• _Stated goal_: Which lines hold the string "color"? Copy every one of them.

• _Input for this task_:
►
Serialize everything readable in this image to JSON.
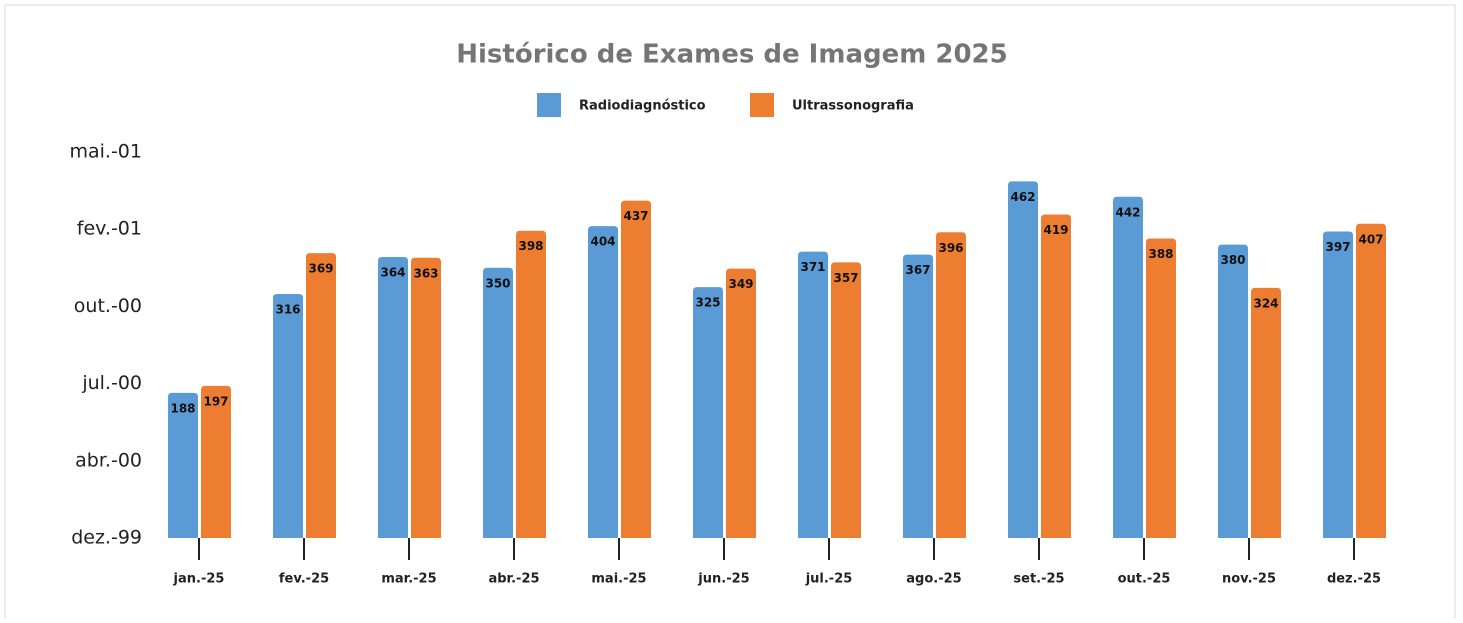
{
  "chart_data": {
    "type": "bar",
    "title": "Histórico de Exames de Imagem 2025",
    "categories": [
      "jan.-25",
      "fev.-25",
      "mar.-25",
      "abr.-25",
      "mai.-25",
      "jun.-25",
      "jul.-25",
      "ago.-25",
      "set.-25",
      "out.-25",
      "nov.-25",
      "dez.-25"
    ],
    "series": [
      {
        "name": "Radiodiagnóstico",
        "color": "#5b9bd5",
        "values": [
          188,
          316,
          364,
          350,
          404,
          325,
          371,
          367,
          462,
          442,
          380,
          397
        ]
      },
      {
        "name": "Ultrassonografia",
        "color": "#ed7d31",
        "values": [
          197,
          369,
          363,
          398,
          437,
          349,
          357,
          396,
          419,
          388,
          324,
          407
        ]
      }
    ],
    "ylim": [
      0,
      500
    ],
    "yticks": [
      {
        "value": 0,
        "label": "dez.-99"
      },
      {
        "value": 100,
        "label": "abr.-00"
      },
      {
        "value": 200,
        "label": "jul.-00"
      },
      {
        "value": 300,
        "label": "out.-00"
      },
      {
        "value": 400,
        "label": "fev.-01"
      },
      {
        "value": 500,
        "label": "mai.-01"
      }
    ],
    "legend": "top"
  }
}
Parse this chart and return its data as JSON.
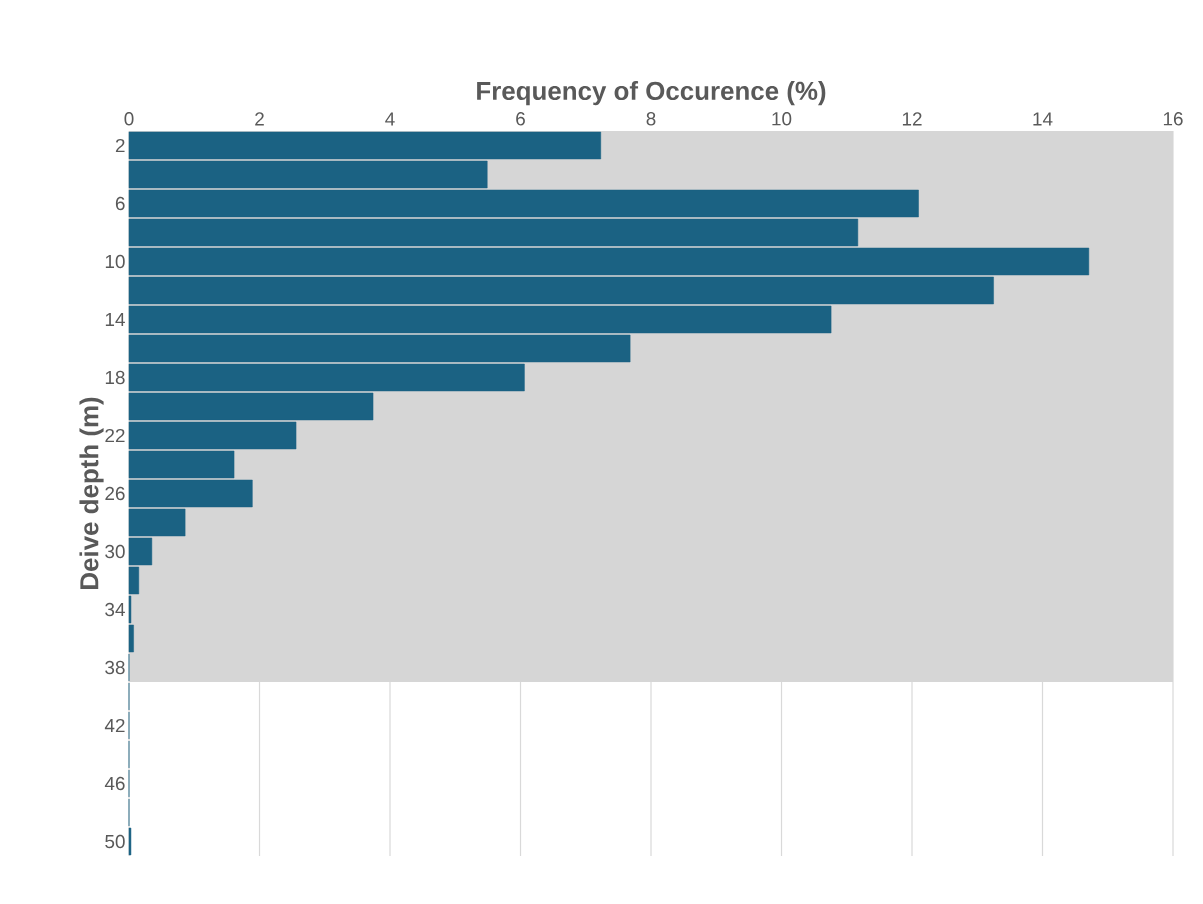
{
  "chart_data": {
    "type": "bar",
    "orientation": "horizontal",
    "xlabel": "Frequency of Occurence (%)",
    "ylabel": "Deive depth (m)",
    "categories": [
      "2",
      null,
      "6",
      null,
      "10",
      null,
      "14",
      null,
      "18",
      null,
      "22",
      null,
      "26",
      null,
      "30",
      null,
      "34",
      null,
      "38",
      null,
      "42",
      null,
      "46",
      null,
      "50"
    ],
    "values": [
      7.23,
      5.49,
      12.1,
      11.17,
      14.71,
      13.25,
      10.76,
      7.68,
      6.06,
      3.74,
      2.56,
      1.61,
      1.89,
      0.86,
      0.35,
      0.15,
      0.03,
      0.07,
      0,
      0,
      0,
      0,
      0,
      0,
      0.03
    ],
    "color": "#1b6283",
    "xlim": [
      0,
      16
    ],
    "xticks": [
      0,
      2,
      4,
      6,
      8,
      10,
      12,
      14,
      16
    ],
    "grid": "x",
    "bands": [
      {
        "axis": "y",
        "from": "2",
        "to": "38",
        "color": "#d6d6d6"
      }
    ]
  }
}
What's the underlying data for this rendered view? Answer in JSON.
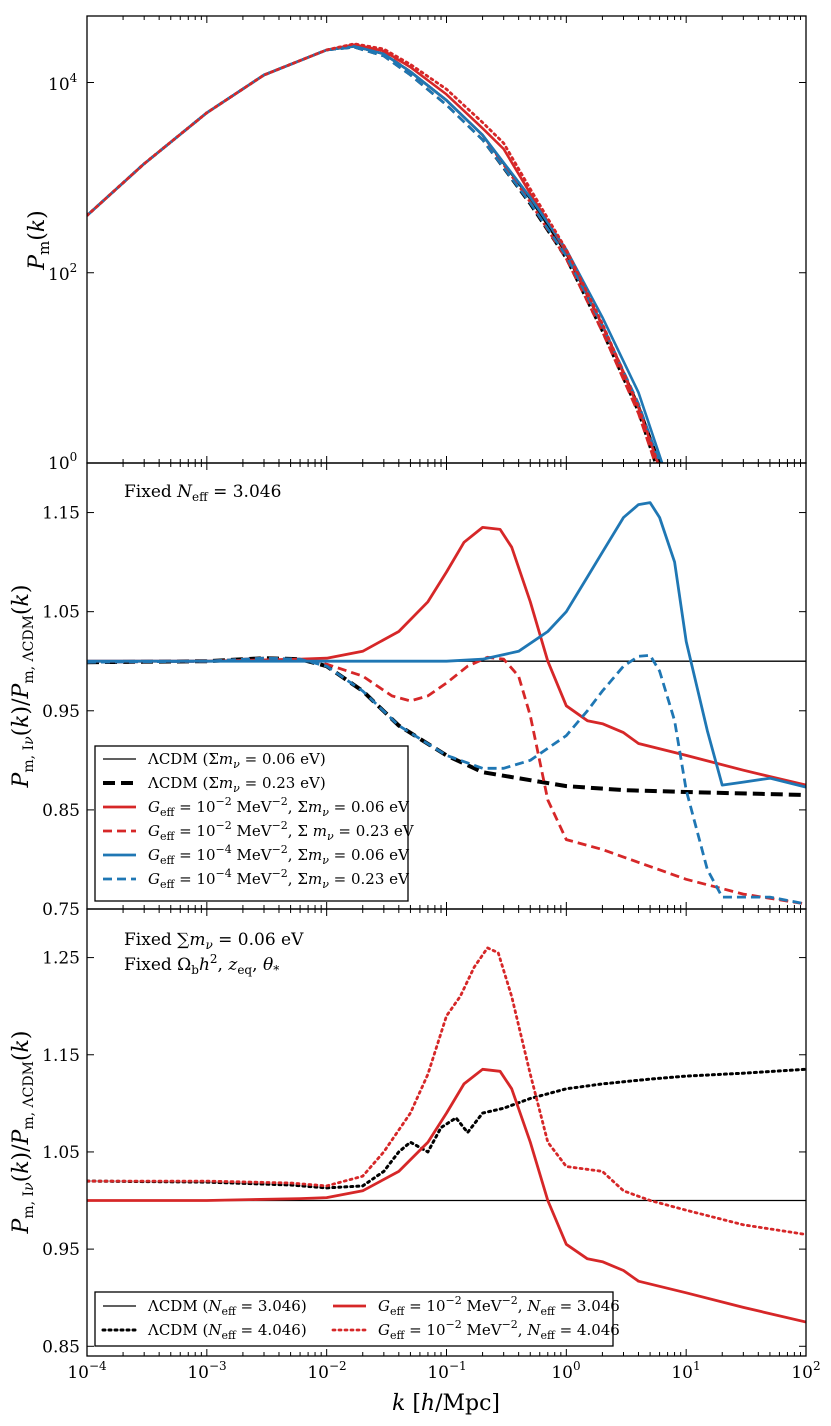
◄
• _Finished task_:
        "color": "#5b9bd5",
        "color": "#ed7d31",
    "color": "#1b6283",
        "color": "#d6d6d6"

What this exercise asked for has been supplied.